Only an exact repetition of all the entries will be accepted.

----------------------------------------

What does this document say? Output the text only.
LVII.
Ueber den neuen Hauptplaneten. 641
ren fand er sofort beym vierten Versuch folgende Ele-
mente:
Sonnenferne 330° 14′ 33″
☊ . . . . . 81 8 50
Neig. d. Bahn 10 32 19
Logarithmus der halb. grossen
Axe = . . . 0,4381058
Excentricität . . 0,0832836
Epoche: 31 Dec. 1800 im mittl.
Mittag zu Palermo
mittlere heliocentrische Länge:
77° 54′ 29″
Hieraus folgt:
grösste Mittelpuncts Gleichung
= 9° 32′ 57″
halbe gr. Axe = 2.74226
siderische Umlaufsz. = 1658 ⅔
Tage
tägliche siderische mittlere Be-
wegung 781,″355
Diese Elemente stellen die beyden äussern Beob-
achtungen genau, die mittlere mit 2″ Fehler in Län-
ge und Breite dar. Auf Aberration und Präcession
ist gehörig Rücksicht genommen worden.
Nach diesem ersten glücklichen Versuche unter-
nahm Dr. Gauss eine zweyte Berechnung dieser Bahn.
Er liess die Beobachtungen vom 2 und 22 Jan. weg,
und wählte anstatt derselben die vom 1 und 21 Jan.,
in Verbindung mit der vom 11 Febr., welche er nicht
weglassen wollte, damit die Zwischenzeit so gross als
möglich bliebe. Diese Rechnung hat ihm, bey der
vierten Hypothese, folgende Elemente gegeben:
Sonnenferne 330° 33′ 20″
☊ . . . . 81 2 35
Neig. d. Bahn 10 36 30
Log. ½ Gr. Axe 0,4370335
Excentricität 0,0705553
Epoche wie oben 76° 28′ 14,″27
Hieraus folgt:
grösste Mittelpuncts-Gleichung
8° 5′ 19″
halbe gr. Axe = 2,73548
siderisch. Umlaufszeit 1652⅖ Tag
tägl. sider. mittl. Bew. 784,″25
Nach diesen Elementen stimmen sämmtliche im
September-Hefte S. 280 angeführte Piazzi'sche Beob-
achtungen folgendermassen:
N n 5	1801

----------------------------------------

SOLVED PROBLEM –
What does this document say? Output the text only.
LVII.
Ueber den neuen Hauptplaneten. 641
ren fand er sofort beym vierten Versuch folgende Ele-
mente:
Sonnenferne 330° 14′ 33″
☊ . . . . . 81 8 50
Neig. d. Bahn 10 32 19
Logarithmus der halb. grossen
Axe = . . . 0,4381058
Excentricität . . 0,0832836
Epoche: 31 Dec. 1800 im mittl.
Mittag zu Palermo
mittlere heliocentrische Länge:
77° 54′ 29″
Hieraus folgt:
grösste Mittelpuncts Gleichung
= 9° 32′ 57″
halbe gr. Axe = 2.74226
siderische Umlaufsz. = 1658 ⅔
Tage
tägliche siderische mittlere Be-
wegung 781,″355
Diese Elemente stellen die beyden äussern Beob-
achtungen genau, die mittlere mit 2″ Fehler in Län-
ge und Breite dar. Auf Aberration und Präcession
ist gehörig Rücksicht genommen worden.
Nach diesem ersten glücklichen Versuche unter-
nahm Dr. Gauss eine zweyte Berechnung dieser Bahn.
Er liess die Beobachtungen vom 2 und 22 Jan. weg,
und wählte anstatt derselben die vom 1 und 21 Jan.,
in Verbindung mit der vom 11 Febr., welche er nicht
weglassen wollte, damit die Zwischenzeit so gross als
möglich bliebe. Diese Rechnung hat ihm, bey der
vierten Hypothese, folgende Elemente gegeben:
Sonnenferne 330° 33′ 20″
☊ . . . . 81 2 35
Neig. d. Bahn 10 36 30
Log. ½ Gr. Axe 0,4370335
Excentricität 0,0705553
Epoche wie oben 76° 28′ 14,″27
Hieraus folgt:
grösste Mittelpuncts-Gleichung
8° 5′ 19″
halbe gr. Axe = 2,73548
siderisch. Umlaufszeit 1652⅖ Tag
tägl. sider. mittl. Bew. 784,″25
Nach diesen Elementen stimmen sämmtliche im
September-Hefte S. 280 angeführte Piazzi'sche Beob-
achtungen folgendermassen:
N n 5	1801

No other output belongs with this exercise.